[Figure record listings]
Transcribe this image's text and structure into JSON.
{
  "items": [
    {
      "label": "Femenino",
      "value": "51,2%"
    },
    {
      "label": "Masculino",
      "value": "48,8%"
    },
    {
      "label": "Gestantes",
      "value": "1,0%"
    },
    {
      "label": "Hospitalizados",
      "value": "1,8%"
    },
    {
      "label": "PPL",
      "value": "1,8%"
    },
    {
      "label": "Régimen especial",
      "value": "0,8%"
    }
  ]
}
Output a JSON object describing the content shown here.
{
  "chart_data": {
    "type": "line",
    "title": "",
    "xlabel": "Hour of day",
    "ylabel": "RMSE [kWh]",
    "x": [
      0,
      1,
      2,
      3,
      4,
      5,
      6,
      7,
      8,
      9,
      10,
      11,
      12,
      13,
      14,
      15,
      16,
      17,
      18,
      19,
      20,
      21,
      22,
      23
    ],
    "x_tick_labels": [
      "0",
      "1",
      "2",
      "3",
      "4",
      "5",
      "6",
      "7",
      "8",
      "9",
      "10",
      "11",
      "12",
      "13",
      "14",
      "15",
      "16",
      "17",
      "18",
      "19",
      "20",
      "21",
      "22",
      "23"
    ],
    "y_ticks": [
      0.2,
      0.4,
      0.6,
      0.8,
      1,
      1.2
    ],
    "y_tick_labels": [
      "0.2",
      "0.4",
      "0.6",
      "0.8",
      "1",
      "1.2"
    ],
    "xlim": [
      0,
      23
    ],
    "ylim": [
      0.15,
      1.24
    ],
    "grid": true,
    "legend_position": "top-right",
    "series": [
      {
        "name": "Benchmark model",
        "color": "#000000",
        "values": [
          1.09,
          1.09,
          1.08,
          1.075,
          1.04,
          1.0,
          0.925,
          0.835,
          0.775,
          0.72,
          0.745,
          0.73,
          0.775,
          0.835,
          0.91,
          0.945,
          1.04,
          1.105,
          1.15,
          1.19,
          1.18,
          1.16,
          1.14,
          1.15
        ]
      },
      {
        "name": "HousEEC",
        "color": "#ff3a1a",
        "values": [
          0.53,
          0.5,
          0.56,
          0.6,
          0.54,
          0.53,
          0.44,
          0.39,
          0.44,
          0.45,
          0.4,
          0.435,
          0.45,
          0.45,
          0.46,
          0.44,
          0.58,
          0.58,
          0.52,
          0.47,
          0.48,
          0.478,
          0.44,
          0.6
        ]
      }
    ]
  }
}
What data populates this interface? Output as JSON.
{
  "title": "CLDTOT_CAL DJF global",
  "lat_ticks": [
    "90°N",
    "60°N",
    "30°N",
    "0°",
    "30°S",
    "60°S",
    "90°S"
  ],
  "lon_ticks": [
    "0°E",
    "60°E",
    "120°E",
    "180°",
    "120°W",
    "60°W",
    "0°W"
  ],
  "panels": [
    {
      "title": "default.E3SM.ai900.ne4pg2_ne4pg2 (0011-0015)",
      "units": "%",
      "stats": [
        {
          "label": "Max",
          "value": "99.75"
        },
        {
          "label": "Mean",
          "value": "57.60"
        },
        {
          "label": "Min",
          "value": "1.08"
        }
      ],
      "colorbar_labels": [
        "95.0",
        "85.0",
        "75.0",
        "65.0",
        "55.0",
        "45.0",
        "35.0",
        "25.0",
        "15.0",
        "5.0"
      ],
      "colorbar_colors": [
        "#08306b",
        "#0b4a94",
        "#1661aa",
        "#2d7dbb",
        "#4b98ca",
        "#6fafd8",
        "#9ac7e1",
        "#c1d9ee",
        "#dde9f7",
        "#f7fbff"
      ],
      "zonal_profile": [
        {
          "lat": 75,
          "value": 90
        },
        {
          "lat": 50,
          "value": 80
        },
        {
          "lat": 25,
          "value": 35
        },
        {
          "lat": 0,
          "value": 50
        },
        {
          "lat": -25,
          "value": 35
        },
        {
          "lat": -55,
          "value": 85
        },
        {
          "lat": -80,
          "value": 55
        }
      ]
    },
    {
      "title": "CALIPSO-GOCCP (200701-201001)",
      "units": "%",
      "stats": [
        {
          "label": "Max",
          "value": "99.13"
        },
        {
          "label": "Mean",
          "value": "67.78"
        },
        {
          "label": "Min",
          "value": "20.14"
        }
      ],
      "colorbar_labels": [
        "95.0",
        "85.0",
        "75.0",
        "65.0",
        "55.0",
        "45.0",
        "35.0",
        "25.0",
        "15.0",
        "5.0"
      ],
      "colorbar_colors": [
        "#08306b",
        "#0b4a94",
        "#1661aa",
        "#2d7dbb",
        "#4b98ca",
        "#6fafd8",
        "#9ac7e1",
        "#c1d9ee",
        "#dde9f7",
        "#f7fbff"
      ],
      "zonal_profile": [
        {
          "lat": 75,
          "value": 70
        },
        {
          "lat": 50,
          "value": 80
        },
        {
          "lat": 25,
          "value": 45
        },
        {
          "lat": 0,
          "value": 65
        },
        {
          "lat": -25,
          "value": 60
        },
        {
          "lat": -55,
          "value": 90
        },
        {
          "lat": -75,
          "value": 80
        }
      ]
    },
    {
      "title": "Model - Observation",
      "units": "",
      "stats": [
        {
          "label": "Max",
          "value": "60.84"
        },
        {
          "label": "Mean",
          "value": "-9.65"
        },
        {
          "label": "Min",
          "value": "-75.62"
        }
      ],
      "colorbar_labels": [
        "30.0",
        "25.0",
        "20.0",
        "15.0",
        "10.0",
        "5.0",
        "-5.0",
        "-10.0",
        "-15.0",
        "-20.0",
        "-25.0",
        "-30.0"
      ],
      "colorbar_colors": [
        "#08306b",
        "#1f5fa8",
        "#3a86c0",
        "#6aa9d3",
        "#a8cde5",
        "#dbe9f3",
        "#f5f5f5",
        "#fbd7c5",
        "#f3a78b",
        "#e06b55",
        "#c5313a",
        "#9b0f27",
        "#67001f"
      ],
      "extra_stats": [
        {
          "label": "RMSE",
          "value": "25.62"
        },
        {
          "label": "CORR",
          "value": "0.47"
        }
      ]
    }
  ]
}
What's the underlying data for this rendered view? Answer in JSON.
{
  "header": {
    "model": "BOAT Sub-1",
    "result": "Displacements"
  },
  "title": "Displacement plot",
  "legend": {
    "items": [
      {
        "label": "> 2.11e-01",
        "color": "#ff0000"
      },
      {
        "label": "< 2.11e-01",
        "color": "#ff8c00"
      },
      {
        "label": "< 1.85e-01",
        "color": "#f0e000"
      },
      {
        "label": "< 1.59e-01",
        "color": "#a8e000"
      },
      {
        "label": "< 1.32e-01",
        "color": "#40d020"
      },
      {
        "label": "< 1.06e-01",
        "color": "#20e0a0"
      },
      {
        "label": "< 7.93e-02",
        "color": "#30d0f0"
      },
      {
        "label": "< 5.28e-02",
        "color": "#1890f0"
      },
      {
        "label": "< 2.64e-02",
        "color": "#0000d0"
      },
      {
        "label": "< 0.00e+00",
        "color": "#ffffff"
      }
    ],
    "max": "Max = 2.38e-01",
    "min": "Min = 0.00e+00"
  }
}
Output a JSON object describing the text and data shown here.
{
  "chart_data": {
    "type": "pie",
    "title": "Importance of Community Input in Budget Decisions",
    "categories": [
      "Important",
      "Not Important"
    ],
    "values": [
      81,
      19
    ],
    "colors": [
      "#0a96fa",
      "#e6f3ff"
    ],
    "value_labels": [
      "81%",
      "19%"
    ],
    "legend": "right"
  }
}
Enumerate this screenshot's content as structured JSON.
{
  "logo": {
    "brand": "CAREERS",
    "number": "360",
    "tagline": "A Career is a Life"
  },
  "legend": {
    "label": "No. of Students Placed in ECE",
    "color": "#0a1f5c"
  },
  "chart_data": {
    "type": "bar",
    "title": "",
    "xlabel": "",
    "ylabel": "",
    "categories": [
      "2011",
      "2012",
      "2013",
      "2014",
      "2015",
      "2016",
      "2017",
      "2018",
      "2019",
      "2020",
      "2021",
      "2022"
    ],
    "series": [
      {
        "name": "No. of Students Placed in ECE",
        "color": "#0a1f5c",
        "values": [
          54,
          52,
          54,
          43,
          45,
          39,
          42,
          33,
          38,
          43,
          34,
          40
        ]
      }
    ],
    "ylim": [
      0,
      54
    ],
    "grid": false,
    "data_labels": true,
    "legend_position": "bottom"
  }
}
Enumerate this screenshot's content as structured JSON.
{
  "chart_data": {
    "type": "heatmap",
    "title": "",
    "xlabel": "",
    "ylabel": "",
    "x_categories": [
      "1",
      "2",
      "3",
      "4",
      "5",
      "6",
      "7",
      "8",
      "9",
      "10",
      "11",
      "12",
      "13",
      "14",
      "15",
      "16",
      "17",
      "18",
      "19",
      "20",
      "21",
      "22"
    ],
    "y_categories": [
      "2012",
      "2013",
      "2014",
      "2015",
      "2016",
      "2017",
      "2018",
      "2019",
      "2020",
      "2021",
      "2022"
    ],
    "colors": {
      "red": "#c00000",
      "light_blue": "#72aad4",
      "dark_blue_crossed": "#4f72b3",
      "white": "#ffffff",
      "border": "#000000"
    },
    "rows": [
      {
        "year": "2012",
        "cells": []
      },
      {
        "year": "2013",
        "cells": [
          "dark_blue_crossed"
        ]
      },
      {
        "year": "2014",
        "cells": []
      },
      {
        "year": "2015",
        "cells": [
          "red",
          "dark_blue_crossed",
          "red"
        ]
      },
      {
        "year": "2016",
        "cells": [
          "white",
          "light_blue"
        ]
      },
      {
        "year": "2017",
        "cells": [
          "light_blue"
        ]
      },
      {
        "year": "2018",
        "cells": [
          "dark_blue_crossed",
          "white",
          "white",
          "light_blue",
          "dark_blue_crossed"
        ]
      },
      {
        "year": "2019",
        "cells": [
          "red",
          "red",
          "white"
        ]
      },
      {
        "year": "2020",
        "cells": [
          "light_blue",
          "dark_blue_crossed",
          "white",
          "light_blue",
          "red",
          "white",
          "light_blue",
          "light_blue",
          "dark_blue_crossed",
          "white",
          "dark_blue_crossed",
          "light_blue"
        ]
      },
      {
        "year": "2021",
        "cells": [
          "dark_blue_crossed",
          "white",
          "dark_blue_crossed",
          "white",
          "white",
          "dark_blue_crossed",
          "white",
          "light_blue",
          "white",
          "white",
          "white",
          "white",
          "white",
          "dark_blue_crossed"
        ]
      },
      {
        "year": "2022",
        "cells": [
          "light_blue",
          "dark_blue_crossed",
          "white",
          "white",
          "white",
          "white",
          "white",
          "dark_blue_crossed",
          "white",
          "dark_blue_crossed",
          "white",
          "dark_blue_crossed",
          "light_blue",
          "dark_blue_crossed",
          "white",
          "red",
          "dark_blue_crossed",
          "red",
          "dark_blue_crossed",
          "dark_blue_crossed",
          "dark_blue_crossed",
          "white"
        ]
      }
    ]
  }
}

* _WHAT YOU WILL DO_: Search the records for the word "Students". Copy every line that has it.

* _OUTPUT_:
    "label": "No. of Students Placed in ECE",
        "name": "No. of Students Placed in ECE",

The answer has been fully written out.